-- BEGIN --

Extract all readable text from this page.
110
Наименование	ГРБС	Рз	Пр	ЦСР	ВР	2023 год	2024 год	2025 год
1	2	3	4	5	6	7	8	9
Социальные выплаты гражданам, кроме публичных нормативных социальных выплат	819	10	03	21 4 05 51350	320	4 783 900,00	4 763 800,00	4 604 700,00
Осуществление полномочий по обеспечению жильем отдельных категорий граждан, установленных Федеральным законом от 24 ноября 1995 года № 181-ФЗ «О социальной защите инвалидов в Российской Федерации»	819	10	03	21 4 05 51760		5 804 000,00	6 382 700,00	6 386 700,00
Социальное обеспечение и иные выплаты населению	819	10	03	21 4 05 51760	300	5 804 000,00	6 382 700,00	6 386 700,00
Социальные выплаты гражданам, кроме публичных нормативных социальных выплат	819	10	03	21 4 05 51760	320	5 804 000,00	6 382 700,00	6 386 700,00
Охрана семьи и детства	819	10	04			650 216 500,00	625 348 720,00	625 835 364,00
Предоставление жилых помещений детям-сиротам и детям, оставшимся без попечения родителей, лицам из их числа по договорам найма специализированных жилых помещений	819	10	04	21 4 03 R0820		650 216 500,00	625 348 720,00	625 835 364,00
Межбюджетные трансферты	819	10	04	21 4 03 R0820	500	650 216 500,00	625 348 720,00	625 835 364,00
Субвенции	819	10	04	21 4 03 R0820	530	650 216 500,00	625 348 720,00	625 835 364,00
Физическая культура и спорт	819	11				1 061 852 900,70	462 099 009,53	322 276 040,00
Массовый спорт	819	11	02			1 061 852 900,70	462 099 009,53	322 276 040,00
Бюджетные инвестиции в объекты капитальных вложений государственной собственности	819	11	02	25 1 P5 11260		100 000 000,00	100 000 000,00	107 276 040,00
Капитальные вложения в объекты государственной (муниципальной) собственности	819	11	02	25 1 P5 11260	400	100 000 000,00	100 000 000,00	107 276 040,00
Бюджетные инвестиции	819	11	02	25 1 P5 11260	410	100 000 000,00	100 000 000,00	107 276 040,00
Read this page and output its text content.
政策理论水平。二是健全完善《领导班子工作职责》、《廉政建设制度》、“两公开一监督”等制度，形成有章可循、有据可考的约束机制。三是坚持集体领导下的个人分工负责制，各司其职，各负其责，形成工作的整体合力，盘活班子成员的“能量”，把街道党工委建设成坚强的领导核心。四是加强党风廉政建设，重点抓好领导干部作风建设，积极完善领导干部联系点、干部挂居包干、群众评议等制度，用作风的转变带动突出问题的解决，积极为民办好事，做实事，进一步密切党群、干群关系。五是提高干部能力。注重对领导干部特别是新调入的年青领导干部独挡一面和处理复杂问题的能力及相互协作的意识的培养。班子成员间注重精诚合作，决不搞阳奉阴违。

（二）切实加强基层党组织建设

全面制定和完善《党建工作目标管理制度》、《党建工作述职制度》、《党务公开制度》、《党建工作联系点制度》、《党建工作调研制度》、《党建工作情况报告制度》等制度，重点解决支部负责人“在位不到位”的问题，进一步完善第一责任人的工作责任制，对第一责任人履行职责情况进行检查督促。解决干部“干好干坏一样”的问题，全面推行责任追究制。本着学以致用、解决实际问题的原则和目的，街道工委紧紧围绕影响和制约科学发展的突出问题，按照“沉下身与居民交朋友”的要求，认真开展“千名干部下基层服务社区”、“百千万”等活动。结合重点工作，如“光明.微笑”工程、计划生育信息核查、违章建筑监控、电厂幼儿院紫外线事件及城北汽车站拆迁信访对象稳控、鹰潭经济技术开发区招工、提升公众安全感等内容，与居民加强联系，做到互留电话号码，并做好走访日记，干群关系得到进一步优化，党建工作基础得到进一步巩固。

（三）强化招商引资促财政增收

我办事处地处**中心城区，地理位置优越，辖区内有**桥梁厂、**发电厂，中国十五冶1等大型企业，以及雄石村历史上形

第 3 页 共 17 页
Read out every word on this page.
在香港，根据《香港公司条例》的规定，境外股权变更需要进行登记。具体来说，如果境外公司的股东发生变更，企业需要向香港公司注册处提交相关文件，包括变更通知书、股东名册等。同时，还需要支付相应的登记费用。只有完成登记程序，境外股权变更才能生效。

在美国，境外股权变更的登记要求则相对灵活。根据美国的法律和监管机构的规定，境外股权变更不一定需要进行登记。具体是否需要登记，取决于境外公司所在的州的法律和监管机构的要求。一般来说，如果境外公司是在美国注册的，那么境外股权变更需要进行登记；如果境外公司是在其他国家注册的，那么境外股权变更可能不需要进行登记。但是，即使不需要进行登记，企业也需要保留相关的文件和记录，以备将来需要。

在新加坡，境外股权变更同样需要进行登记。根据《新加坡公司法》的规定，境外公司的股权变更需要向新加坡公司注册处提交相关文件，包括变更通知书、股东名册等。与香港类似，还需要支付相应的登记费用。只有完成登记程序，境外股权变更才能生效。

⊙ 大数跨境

-- END --

EXERCISE INSTRUCTIONS =>
In the listing, find all lines with the string "this" and copy them.

FINISHED EXERCISE =>
Extract all readable text from this page.
Read this page and output its text content.
Read out every word on this page.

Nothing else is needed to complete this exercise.